Data items:

----

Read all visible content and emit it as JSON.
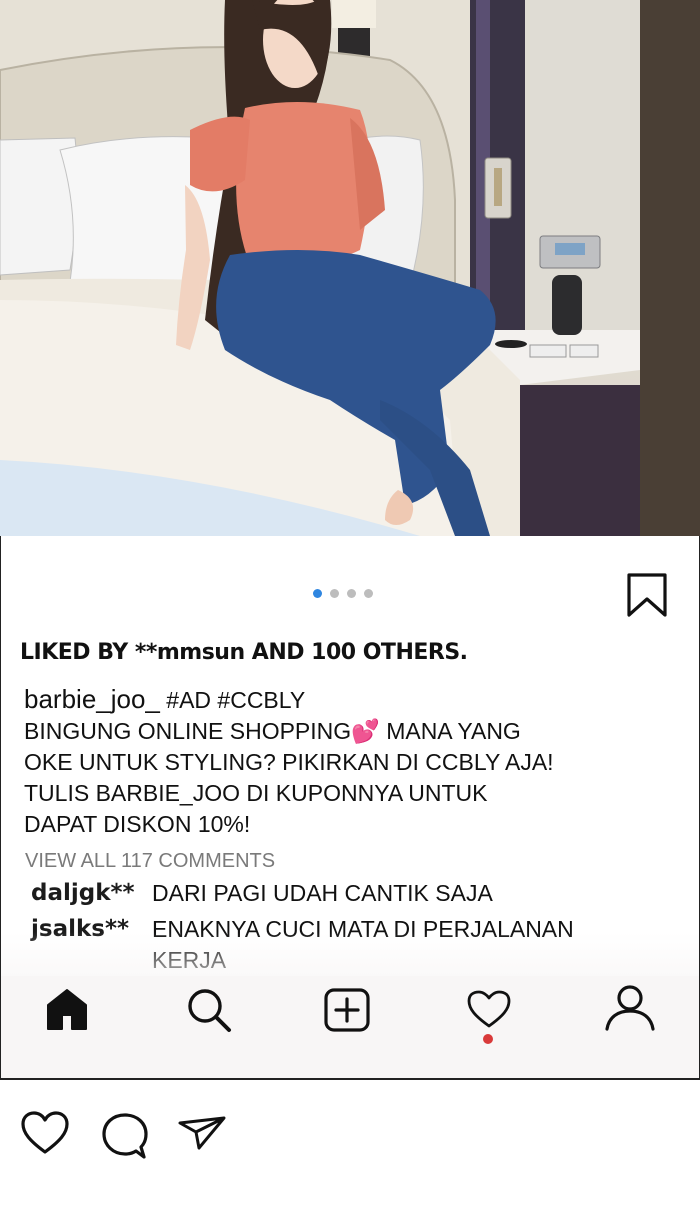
{
  "post": {
    "liked_text": "LIKED BY **mmsun AND 100 OTHERS.",
    "username": "barbie_joo_",
    "hashtags": "#AD #CCBLY",
    "caption_lines": [
      "BINGUNG ONLINE SHOPPING💕    MANA YANG",
      "OKE UNTUK STYLING? PIKIRKAN DI CCBLY AJA!",
      "TULIS BARBIE_JOO DI KUPONNYA UNTUK",
      "DAPAT DISKON 10%!"
    ],
    "view_all_comments": "VIEW ALL 117 COMMENTS",
    "comments": [
      {
        "user": "daljgk**",
        "text": "DARI PAGI UDAH CANTIK SAJA"
      },
      {
        "user": "jsalks**",
        "text": "ENAKNYA CUCI MATA DI PERJALANAN KERJA"
      }
    ],
    "carousel": {
      "count": 4,
      "active_index": 0
    }
  },
  "actions": {
    "like_icon": "heart-outline-icon",
    "comment_icon": "speech-bubble-icon",
    "share_icon": "paper-plane-icon",
    "save_icon": "bookmark-icon"
  },
  "nav": {
    "items": [
      {
        "icon": "home-icon"
      },
      {
        "icon": "search-icon"
      },
      {
        "icon": "add-post-icon"
      },
      {
        "icon": "heart-icon",
        "has_notification": true
      },
      {
        "icon": "profile-icon"
      }
    ]
  },
  "colors": {
    "accent_dot": "#2f86e0",
    "notification": "#d93a3a",
    "text": "#111111",
    "muted": "#7a7a7a"
  }
}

----

◆ **WORK REQUIRED**
Repeat the listing in full and exactly. Do not include any images.

◆ **SOLUTION**
Read all visible content and emit it as JSON.
{
  "post": {
    "liked_text": "LIKED BY **mmsun AND 100 OTHERS.",
    "username": "barbie_joo_",
    "hashtags": "#AD #CCBLY",
    "caption_lines": [
      "BINGUNG ONLINE SHOPPING💕    MANA YANG",
      "OKE UNTUK STYLING? PIKIRKAN DI CCBLY AJA!",
      "TULIS BARBIE_JOO DI KUPONNYA UNTUK",
      "DAPAT DISKON 10%!"
    ],
    "view_all_comments": "VIEW ALL 117 COMMENTS",
    "comments": [
      {
        "user": "daljgk**",
        "text": "DARI PAGI UDAH CANTIK SAJA"
      },
      {
        "user": "jsalks**",
        "text": "ENAKNYA CUCI MATA DI PERJALANAN KERJA"
      }
    ],
    "carousel": {
      "count": 4,
      "active_index": 0
    }
  },
  "actions": {
    "like_icon": "heart-outline-icon",
    "comment_icon": "speech-bubble-icon",
    "share_icon": "paper-plane-icon",
    "save_icon": "bookmark-icon"
  },
  "nav": {
    "items": [
      {
        "icon": "home-icon"
      },
      {
        "icon": "search-icon"
      },
      {
        "icon": "add-post-icon"
      },
      {
        "icon": "heart-icon",
        "has_notification": true
      },
      {
        "icon": "profile-icon"
      }
    ]
  },
  "colors": {
    "accent_dot": "#2f86e0",
    "notification": "#d93a3a",
    "text": "#111111",
    "muted": "#7a7a7a"
  }
}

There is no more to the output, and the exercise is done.